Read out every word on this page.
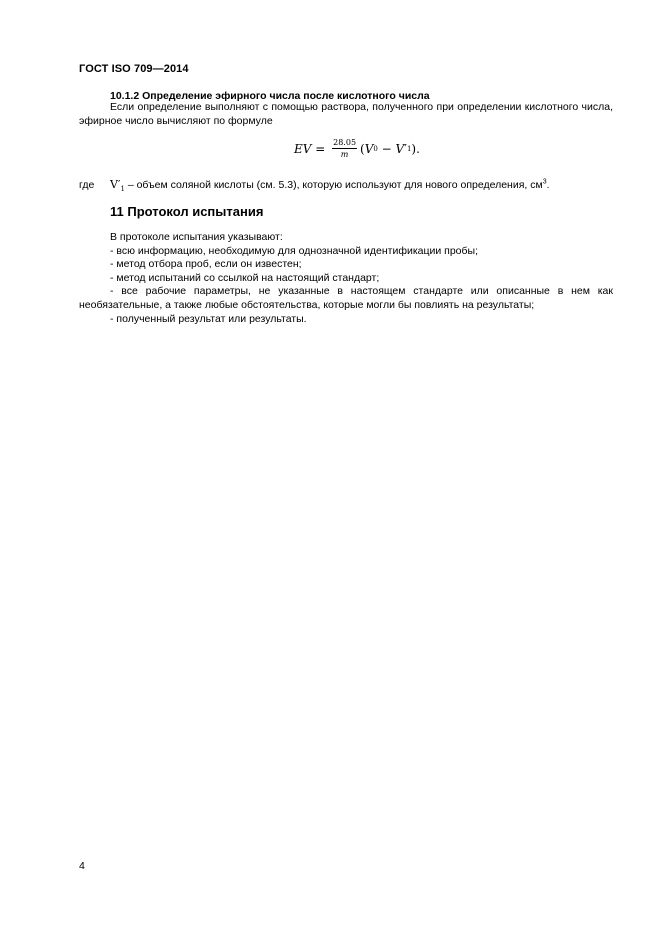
ГОСТ ISO 709—2014
10.1.2 Определение эфирного числа после кислотного числа
Если определение выполняют с помощью раствора, полученного при определении кислотного числа, эфирное число вычисляют по формуле
EV = $\frac{28.05}{m}$ ( V 0 − V ′ 1 ) .
где $V'_1$ – объем соляной кислоты (см. 5.3), которую используют для нового определения, $см^3$.
11 Протокол испытания
В протоколе испытания указывают:
- всю информацию, необходимую для однозначной идентификации пробы;
- метод отбора проб, если он известен;
- метод испытаний со ссылкой на настоящий стандарт;
- все рабочие параметры, не указанные в настоящем стандарте или описанные в нем как необязательные, а также любые обстоятельства, которые могли бы повлиять на результаты;
- полученный результат или результаты.
4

..........

STATED PROBLEM. Quote the records in full and exactly; skip any image.

EXERCISE ANSWER.
Read out every word on this page.
ГОСТ ISO 709—2014
10.1.2 Определение эфирного числа после кислотного числа
Если определение выполняют с помощью раствора, полученного при определении кислотного числа, эфирное число вычисляют по формуле
EV = $\frac{28.05}{m}$ ( V 0 − V ′ 1 ) .
где $V'_1$ – объем соляной кислоты (см. 5.3), которую используют для нового определения, $см^3$.
11 Протокол испытания
В протоколе испытания указывают:
- всю информацию, необходимую для однозначной идентификации пробы;
- метод отбора проб, если он известен;
- метод испытаний со ссылкой на настоящий стандарт;
- все рабочие параметры, не указанные в настоящем стандарте или описанные в нем как необязательные, а также любые обстоятельства, которые могли бы повлиять на результаты;
- полученный результат или результаты.
4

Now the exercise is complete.